● **STATED PROBLEM**
Repeat each record below exactly, dropping the pictures.

*** DATA LISTING

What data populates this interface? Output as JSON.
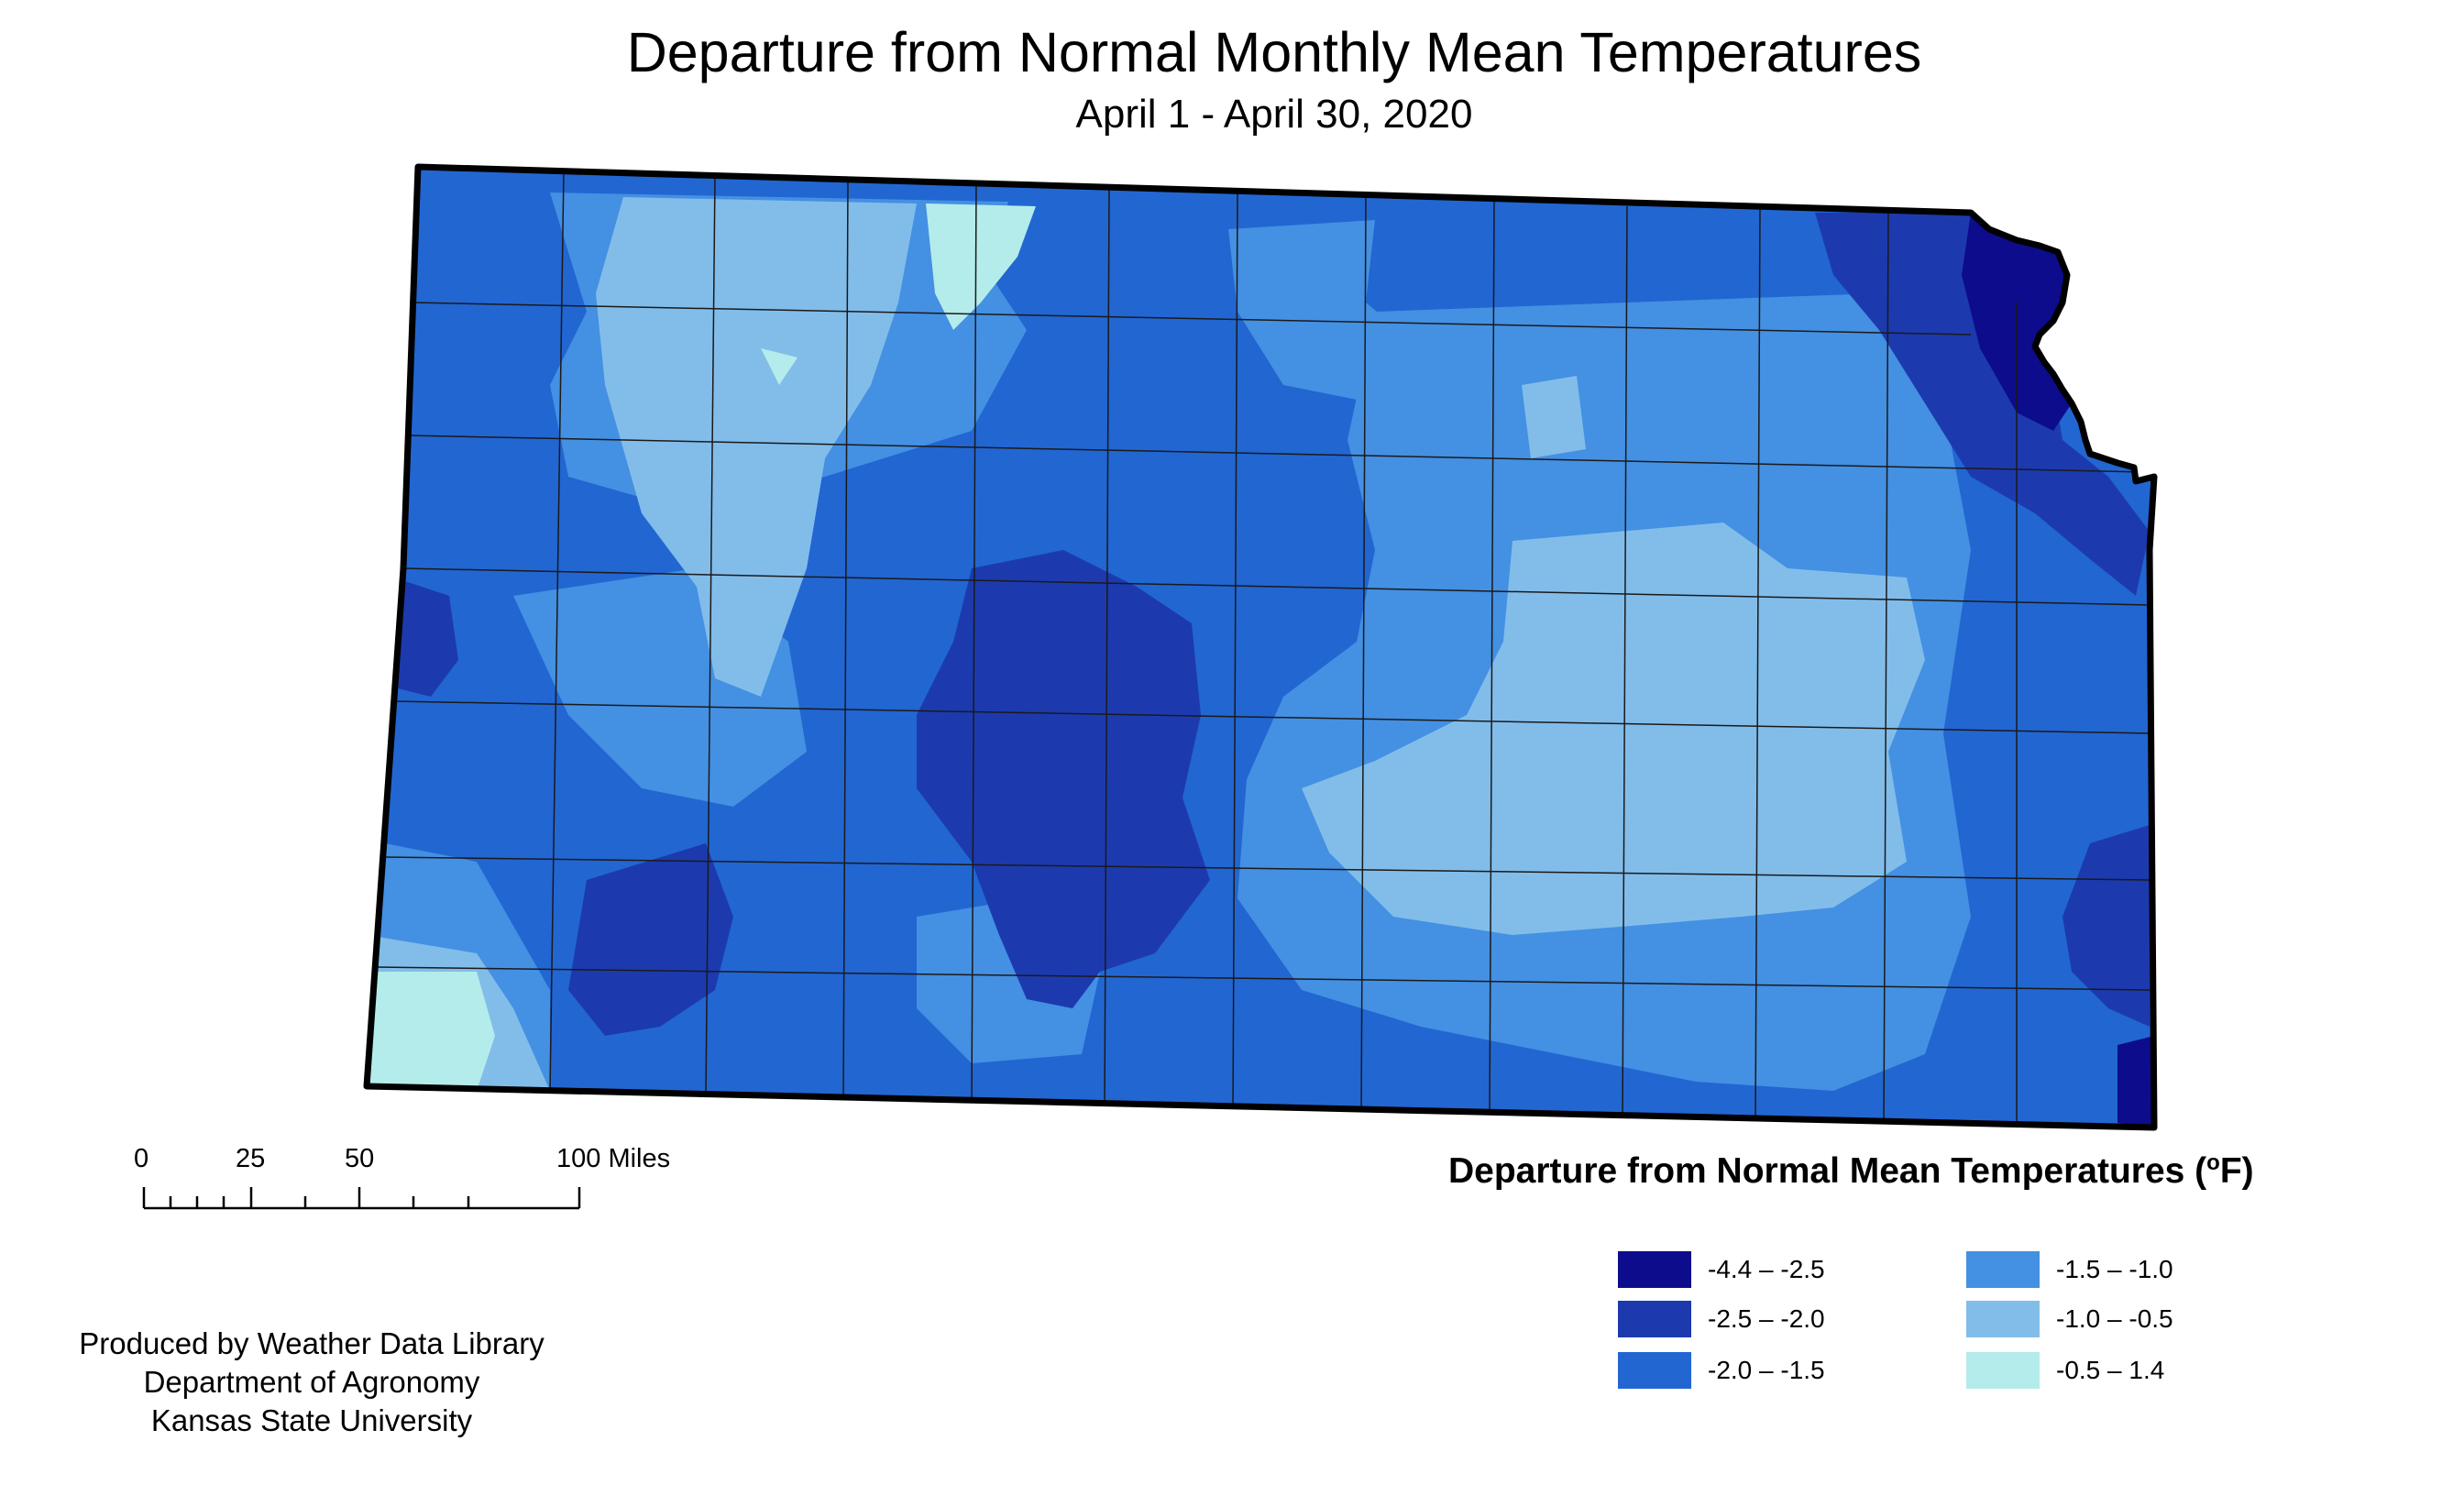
{
  "title": "Departure from Normal Monthly Mean Temperatures",
  "subtitle": "April 1 - April 30, 2020",
  "scale_bar": {
    "labels": [
      "0",
      "25",
      "50",
      "100 Miles"
    ]
  },
  "credits": {
    "line1": "Produced by Weather Data Library",
    "line2": "Department of Agronomy",
    "line3": "Kansas State University"
  },
  "legend": {
    "title": "Departure from Normal Mean Temperatures (",
    "unit_sup": "o",
    "unit_end": "F)",
    "classes": [
      {
        "label": "-4.4 – -2.5",
        "color": "#0c0c8c"
      },
      {
        "label": "-2.5 – -2.0",
        "color": "#1c3aae"
      },
      {
        "label": "-2.0 – -1.5",
        "color": "#2266d2"
      },
      {
        "label": "-1.5 – -1.0",
        "color": "#4490e2"
      },
      {
        "label": "-1.0 – -0.5",
        "color": "#82bdea"
      },
      {
        "label": "-0.5 – 1.4",
        "color": "#b4eceb"
      }
    ]
  },
  "colors": {
    "background": "#ffffff",
    "state_outline": "#000000",
    "county_lines": "#1a1a1a"
  }
}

******

● **SOLUTION TO THIS PROBLEM**
What data populates this interface? Output as JSON.
{
  "title": "Departure from Normal Monthly Mean Temperatures",
  "subtitle": "April 1 - April 30, 2020",
  "scale_bar": {
    "labels": [
      "0",
      "25",
      "50",
      "100 Miles"
    ]
  },
  "credits": {
    "line1": "Produced by Weather Data Library",
    "line2": "Department of Agronomy",
    "line3": "Kansas State University"
  },
  "legend": {
    "title": "Departure from Normal Mean Temperatures (",
    "unit_sup": "o",
    "unit_end": "F)",
    "classes": [
      {
        "label": "-4.4 – -2.5",
        "color": "#0c0c8c"
      },
      {
        "label": "-2.5 – -2.0",
        "color": "#1c3aae"
      },
      {
        "label": "-2.0 – -1.5",
        "color": "#2266d2"
      },
      {
        "label": "-1.5 – -1.0",
        "color": "#4490e2"
      },
      {
        "label": "-1.0 – -0.5",
        "color": "#82bdea"
      },
      {
        "label": "-0.5 – 1.4",
        "color": "#b4eceb"
      }
    ]
  },
  "colors": {
    "background": "#ffffff",
    "state_outline": "#000000",
    "county_lines": "#1a1a1a"
  }
}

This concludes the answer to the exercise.